TASK DESCRIPTION: Return each line containing the string "ability".
--- Start of RECORDED DATA ---
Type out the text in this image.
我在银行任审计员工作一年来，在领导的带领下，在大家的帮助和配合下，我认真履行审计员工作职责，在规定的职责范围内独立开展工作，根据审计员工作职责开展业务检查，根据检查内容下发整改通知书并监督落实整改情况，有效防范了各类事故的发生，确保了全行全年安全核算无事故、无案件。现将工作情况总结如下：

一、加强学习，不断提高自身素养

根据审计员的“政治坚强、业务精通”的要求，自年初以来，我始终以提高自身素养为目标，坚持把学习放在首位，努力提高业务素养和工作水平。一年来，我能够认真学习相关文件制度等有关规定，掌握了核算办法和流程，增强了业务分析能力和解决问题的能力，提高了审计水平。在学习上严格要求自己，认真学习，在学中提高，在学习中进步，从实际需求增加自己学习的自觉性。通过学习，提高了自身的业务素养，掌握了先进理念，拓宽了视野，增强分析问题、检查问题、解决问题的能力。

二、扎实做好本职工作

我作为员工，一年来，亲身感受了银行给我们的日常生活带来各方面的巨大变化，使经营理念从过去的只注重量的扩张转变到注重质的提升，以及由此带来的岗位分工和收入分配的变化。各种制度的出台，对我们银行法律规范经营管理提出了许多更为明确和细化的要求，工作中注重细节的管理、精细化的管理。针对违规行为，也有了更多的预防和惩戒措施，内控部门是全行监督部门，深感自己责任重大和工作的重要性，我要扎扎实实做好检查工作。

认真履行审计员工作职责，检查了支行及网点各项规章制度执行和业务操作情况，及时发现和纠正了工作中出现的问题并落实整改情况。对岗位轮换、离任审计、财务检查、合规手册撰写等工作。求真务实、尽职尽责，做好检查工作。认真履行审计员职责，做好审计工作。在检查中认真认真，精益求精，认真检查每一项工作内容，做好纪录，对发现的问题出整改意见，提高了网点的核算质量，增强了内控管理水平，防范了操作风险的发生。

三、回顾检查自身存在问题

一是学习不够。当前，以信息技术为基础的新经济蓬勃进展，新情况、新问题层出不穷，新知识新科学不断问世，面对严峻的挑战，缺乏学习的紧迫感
--- End of RECORDED DATA ---
--- Start of RECORDED DATA ---
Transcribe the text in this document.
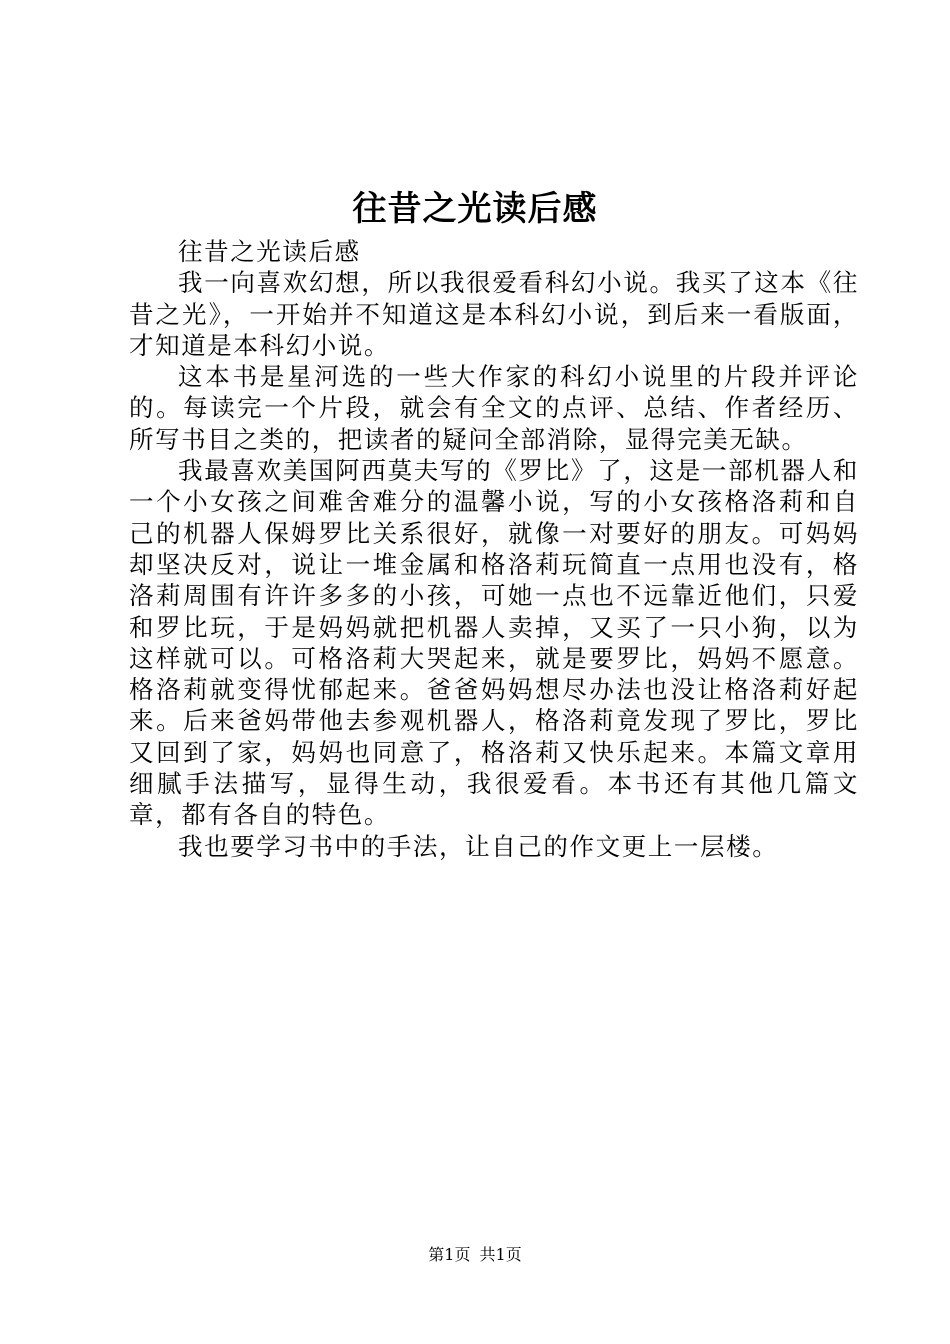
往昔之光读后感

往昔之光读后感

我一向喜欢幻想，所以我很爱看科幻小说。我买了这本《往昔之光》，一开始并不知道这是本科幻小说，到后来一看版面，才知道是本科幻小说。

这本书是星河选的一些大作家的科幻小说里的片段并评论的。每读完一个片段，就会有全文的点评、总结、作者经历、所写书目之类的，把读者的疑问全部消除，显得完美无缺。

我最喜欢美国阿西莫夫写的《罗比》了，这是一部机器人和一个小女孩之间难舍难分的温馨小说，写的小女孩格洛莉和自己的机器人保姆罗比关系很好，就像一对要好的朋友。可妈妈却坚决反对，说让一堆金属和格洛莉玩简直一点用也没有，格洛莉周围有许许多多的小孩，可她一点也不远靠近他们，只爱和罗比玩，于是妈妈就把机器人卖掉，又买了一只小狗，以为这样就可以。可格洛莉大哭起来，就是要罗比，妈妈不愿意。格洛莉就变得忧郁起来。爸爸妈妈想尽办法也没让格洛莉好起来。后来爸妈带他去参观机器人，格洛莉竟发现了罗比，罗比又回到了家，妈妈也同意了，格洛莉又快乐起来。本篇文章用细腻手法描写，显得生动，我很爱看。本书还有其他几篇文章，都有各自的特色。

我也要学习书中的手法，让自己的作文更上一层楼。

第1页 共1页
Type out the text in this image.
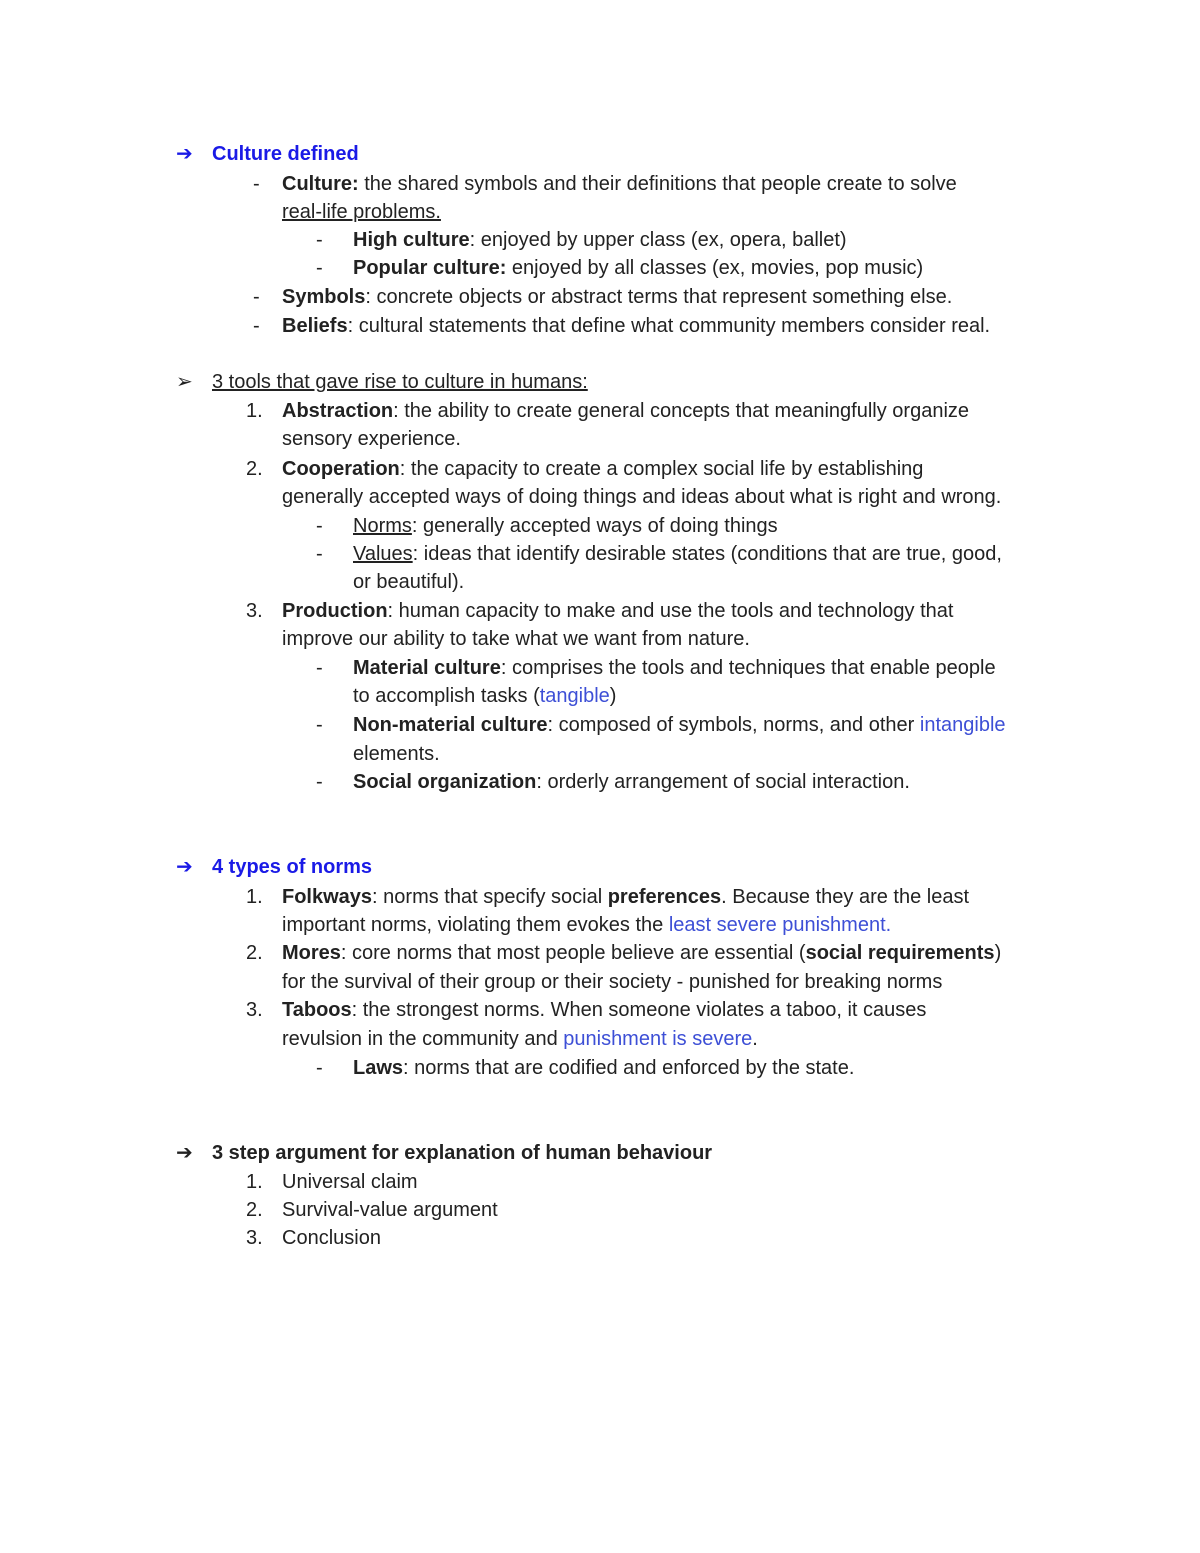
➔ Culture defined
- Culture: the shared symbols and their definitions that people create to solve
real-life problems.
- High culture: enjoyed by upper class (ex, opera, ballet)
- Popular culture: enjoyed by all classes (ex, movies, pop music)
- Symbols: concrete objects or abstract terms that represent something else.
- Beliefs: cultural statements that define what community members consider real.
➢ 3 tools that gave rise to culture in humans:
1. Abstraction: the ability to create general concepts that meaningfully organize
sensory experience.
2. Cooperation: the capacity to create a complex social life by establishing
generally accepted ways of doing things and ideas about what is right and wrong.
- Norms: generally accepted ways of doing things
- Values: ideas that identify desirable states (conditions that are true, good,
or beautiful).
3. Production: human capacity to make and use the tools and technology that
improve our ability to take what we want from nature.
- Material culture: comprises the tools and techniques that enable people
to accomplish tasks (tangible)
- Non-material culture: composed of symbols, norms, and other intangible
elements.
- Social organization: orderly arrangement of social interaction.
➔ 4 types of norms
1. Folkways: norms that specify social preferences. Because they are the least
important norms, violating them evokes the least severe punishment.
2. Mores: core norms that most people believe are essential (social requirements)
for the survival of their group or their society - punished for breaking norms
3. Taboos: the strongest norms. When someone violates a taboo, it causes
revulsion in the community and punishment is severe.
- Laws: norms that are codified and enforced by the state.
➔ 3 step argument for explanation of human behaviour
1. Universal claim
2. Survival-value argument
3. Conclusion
--- End of RECORDED DATA ---
EXERCISE RESPONSE:
1. Abstraction: the ability to create general concepts that meaningfully organize
improve our ability to take what we want from nature.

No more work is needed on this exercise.